### EXTRACTED RECORDS

-- BEGIN --

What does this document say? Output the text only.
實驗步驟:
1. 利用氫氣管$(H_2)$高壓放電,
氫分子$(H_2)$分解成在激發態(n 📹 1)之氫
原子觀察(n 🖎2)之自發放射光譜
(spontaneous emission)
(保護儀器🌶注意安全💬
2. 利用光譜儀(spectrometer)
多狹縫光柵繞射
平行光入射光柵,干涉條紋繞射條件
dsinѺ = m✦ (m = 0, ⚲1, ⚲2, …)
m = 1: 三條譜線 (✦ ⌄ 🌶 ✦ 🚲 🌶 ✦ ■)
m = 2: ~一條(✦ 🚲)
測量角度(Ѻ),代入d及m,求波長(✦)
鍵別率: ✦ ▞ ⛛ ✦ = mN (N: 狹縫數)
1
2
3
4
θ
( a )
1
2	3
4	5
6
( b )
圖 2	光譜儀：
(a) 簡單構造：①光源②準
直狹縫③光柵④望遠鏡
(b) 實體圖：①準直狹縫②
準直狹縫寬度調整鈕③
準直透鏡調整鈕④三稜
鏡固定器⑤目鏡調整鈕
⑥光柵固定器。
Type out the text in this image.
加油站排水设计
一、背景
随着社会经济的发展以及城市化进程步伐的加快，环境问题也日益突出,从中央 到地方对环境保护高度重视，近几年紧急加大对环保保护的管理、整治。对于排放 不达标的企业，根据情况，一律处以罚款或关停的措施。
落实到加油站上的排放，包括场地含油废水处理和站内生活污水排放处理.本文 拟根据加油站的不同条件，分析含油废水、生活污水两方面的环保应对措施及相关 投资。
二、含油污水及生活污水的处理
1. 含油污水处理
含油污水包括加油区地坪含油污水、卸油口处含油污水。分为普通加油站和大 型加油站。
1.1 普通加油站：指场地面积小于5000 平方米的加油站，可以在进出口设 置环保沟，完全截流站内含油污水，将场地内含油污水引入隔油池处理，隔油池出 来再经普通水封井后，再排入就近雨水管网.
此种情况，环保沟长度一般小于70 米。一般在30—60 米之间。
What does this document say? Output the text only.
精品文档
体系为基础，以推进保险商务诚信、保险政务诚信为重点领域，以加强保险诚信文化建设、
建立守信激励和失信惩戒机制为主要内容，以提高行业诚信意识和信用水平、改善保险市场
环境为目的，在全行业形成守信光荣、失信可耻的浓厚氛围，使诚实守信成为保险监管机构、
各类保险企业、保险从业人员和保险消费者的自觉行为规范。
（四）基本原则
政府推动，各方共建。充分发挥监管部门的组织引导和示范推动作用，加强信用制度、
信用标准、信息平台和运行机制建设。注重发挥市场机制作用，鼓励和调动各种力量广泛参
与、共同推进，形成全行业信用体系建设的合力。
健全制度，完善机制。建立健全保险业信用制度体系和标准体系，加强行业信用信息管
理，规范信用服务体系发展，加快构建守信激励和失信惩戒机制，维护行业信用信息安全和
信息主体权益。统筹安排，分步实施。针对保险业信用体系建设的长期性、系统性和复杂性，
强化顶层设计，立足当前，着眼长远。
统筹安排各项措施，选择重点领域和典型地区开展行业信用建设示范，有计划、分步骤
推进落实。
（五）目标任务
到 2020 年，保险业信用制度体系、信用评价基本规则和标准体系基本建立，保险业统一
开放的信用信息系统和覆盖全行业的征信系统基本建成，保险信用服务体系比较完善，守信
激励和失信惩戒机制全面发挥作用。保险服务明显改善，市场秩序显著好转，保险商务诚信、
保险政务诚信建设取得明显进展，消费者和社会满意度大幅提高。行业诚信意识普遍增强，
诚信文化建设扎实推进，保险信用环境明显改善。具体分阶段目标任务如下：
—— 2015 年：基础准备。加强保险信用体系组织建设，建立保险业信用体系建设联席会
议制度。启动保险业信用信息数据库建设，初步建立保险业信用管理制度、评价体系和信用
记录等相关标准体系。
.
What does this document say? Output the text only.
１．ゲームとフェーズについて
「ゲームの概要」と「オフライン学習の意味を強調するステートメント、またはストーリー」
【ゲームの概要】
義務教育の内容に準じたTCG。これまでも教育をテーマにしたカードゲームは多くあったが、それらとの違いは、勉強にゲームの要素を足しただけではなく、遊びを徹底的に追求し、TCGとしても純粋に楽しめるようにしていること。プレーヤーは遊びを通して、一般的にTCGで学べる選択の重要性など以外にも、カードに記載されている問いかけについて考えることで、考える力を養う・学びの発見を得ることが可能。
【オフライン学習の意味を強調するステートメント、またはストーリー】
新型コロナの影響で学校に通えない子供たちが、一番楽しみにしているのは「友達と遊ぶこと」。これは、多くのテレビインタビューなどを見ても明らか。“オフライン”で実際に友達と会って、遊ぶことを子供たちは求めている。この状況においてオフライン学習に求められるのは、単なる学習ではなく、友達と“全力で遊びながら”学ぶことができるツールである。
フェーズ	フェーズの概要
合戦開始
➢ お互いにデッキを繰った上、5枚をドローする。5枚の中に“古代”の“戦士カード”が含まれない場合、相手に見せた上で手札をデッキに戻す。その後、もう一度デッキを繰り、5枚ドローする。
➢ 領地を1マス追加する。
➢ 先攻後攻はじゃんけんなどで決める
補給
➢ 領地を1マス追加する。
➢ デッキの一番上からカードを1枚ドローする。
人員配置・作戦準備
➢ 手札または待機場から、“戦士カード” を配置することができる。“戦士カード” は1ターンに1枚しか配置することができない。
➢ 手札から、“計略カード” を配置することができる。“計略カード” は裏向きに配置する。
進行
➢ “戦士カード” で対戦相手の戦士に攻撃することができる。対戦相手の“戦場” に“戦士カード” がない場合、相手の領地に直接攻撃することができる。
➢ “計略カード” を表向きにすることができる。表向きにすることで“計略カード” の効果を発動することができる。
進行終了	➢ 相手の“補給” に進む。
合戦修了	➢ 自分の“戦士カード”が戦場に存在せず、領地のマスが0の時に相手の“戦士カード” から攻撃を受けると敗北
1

-- END --

### EXERCISE
Using the material above, state how many lines include the string "またはストーリー". Answer with a single number.

### EXPECTED OUTPUT
2